Description of the task –
Only lines containing the word "hızını" are needed; pull them out of the material.
========================
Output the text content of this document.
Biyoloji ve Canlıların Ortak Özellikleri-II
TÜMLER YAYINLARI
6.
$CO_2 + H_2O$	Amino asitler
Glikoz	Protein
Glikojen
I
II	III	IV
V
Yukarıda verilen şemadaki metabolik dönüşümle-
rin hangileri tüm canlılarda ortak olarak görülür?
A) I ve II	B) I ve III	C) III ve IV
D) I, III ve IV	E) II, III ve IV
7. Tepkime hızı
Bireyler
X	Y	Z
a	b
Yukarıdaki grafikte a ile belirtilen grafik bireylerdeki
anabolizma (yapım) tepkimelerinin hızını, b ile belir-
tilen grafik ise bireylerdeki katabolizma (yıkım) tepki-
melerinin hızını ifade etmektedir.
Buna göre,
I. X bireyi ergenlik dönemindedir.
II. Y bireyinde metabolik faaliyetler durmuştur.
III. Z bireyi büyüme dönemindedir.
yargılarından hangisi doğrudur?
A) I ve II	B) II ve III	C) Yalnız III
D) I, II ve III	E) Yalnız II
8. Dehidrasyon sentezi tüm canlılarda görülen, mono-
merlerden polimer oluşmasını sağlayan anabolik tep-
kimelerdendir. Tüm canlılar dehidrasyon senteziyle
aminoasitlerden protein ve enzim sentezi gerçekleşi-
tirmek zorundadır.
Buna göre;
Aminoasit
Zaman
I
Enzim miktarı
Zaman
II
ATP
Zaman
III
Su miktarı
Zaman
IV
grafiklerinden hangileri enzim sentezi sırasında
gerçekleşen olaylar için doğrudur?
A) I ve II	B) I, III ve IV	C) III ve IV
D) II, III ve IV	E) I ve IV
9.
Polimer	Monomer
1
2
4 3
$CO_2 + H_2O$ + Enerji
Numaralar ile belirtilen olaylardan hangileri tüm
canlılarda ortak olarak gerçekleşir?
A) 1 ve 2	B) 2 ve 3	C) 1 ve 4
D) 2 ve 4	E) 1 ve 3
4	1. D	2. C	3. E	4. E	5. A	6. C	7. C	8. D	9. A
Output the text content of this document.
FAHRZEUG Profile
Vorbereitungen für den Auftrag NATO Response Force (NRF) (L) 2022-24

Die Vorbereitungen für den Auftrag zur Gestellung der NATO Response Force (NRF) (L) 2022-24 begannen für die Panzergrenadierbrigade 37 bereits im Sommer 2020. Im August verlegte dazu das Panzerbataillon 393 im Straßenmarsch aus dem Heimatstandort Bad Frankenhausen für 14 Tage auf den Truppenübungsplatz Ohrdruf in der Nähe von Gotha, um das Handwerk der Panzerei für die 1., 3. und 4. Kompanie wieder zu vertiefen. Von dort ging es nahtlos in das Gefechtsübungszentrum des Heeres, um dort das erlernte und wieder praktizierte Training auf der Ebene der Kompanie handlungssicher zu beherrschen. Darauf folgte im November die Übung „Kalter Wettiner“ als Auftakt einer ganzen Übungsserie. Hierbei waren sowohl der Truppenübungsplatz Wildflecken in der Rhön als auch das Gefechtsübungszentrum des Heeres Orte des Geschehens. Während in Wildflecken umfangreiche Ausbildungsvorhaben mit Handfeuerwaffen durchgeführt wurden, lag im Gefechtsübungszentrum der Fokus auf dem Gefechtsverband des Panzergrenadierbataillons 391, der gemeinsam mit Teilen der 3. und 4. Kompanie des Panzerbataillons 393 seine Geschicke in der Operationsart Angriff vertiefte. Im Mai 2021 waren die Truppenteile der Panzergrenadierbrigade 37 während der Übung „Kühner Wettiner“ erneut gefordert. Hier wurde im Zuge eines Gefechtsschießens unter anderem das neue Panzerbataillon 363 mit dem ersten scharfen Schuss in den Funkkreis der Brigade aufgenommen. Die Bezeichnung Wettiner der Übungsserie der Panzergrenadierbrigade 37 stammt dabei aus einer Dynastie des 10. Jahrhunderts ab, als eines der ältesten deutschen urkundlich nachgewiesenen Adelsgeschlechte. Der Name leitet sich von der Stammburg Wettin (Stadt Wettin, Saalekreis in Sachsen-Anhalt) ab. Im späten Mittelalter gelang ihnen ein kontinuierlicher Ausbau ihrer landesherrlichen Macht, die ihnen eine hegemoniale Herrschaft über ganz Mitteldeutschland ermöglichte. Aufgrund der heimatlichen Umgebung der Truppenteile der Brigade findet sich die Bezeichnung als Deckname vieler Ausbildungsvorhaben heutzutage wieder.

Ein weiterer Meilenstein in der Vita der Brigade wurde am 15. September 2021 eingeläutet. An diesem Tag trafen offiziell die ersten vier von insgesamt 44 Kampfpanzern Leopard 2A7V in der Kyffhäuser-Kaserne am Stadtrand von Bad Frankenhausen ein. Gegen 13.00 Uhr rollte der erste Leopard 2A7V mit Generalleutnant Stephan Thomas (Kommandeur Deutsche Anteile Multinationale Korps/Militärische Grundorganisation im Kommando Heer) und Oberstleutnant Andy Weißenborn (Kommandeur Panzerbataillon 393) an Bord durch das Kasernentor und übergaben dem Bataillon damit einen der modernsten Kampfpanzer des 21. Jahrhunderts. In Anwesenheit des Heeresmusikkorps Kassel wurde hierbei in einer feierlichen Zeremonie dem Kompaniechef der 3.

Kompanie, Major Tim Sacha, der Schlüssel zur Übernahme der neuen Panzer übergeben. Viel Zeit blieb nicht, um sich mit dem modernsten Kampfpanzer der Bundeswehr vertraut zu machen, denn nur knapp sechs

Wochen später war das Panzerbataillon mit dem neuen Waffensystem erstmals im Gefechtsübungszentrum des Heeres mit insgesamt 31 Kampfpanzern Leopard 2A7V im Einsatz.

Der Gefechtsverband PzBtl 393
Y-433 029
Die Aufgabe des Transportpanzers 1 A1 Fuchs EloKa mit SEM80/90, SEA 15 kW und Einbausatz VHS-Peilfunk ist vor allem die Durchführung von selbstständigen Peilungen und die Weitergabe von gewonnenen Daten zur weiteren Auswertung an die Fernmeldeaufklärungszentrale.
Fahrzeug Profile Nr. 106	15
========================
Result for this exercise –
anabolizma (yapım) tepkimelerinin hızını, b ile belir-
melerinin hızını ifade etmektedir.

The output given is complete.